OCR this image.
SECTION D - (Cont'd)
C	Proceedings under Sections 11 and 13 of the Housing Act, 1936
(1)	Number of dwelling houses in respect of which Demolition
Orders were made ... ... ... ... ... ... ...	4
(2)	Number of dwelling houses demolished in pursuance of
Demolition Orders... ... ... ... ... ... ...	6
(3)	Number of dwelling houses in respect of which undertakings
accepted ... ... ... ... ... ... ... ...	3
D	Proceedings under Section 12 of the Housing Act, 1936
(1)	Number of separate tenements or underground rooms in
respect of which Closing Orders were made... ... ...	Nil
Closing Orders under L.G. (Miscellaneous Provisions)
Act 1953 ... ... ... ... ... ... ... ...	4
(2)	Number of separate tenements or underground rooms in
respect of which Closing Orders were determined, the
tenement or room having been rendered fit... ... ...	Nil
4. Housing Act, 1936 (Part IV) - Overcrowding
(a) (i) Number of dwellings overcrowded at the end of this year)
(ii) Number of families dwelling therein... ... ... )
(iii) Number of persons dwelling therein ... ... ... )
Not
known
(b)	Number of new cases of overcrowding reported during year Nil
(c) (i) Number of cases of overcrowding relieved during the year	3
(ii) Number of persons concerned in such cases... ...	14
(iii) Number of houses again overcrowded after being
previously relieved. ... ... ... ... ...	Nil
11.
☆ ☆ ☆ ☆ ☆ ☆ ☆
__EXERCISE PROMPT__.
Keep only the lines that hold the string "Closing", and copy them out.

__CORRECT OUTPUT__.
respect of which Closing Orders were made... ... ...	Nil
Closing Orders under L.G. (Miscellaneous Provisions)
respect of which Closing Orders were determined, the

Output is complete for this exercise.